Exercise
Find the string "default" in the records. Copy every line it appears in.

Extracted records
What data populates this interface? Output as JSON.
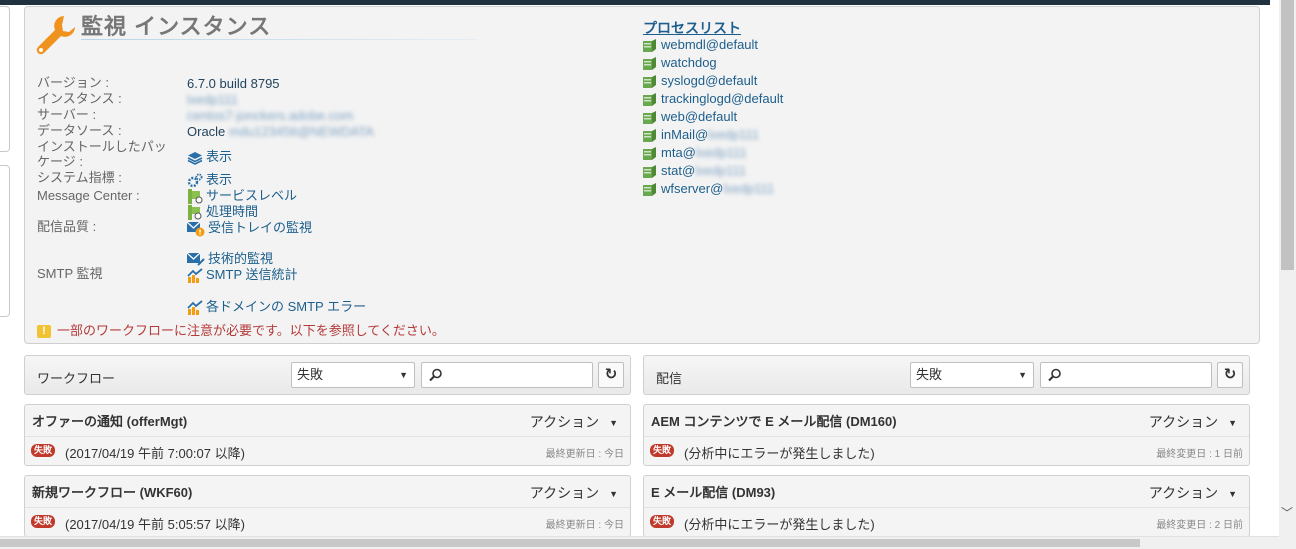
{
  "header": {
    "title": "監視 インスタンス"
  },
  "info": {
    "version_label": "バージョン :",
    "version_value": "6.7.0 build 8795",
    "instance_label": "インスタンス :",
    "instance_value": "lxedp111",
    "server_label": "サーバー :",
    "server_value": "centos7-jonckers.adobe.com",
    "datasource_label": "データソース :",
    "datasource_prefix": "Oracle",
    "datasource_value": "mdu123456@NEWDATA",
    "packages_label": "インストールしたパッケージ :",
    "packages_link": "表示",
    "sysindicators_label": "システム指標 :",
    "sysindicators_link": "表示",
    "message_center_label": "Message Center :",
    "service_level_link": "サービスレベル",
    "processing_time_link": "処理時間",
    "deliverability_label": "配信品質 :",
    "inbox_link": "受信トレイの監視",
    "technical_link": "技術的監視",
    "smtp_label": "SMTP 監視",
    "smtp_stats_link": "SMTP 送信統計",
    "smtp_errors_link": "各ドメインの SMTP エラー"
  },
  "warning": "一部のワークフローに注意が必要です。以下を参照してください。",
  "processes": {
    "title": "プロセスリスト",
    "items": [
      {
        "name": "webmdl@default",
        "suffix": ""
      },
      {
        "name": "watchdog",
        "suffix": ""
      },
      {
        "name": "syslogd@default",
        "suffix": ""
      },
      {
        "name": "trackinglogd@default",
        "suffix": ""
      },
      {
        "name": "web@default",
        "suffix": ""
      },
      {
        "name": "inMail@",
        "suffix": "lxedp111"
      },
      {
        "name": "mta@",
        "suffix": "lxedp111"
      },
      {
        "name": "stat@",
        "suffix": "lxedp111"
      },
      {
        "name": "wfserver@",
        "suffix": "lxedp111"
      }
    ]
  },
  "workflows": {
    "title": "ワークフロー",
    "filter": "失敗",
    "search_placeholder": "",
    "cards": [
      {
        "title": "オファーの通知 (offerMgt)",
        "action": "アクション",
        "badge": "失敗",
        "status": "(2017/04/19 午前 7:00:07 以降)",
        "updated": "最終更新日 : 今日"
      },
      {
        "title": "新規ワークフロー (WKF60)",
        "action": "アクション",
        "badge": "失敗",
        "status": "(2017/04/19 午前 5:05:57 以降)",
        "updated": "最終更新日 : 今日"
      }
    ]
  },
  "deliveries": {
    "title": "配信",
    "filter": "失敗",
    "search_placeholder": "",
    "cards": [
      {
        "title": "AEM コンテンツで E メール配信 (DM160)",
        "action": "アクション",
        "badge": "失敗",
        "status": "(分析中にエラーが発生しました)",
        "updated": "最終変更日 : 1 日前"
      },
      {
        "title": "E メール配信 (DM93)",
        "action": "アクション",
        "badge": "失敗",
        "status": "(分析中にエラーが発生しました)",
        "updated": "最終変更日 : 2 日前"
      }
    ]
  },
  "colors": {
    "accent": "#1d5f8c",
    "wrench": "#f0931e",
    "error": "#c0392b",
    "warning": "#b53a3a"
  }
}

Expected output
        "name": "webmdl@default",
        "name": "syslogd@default",
        "name": "trackinglogd@default",
        "name": "web@default",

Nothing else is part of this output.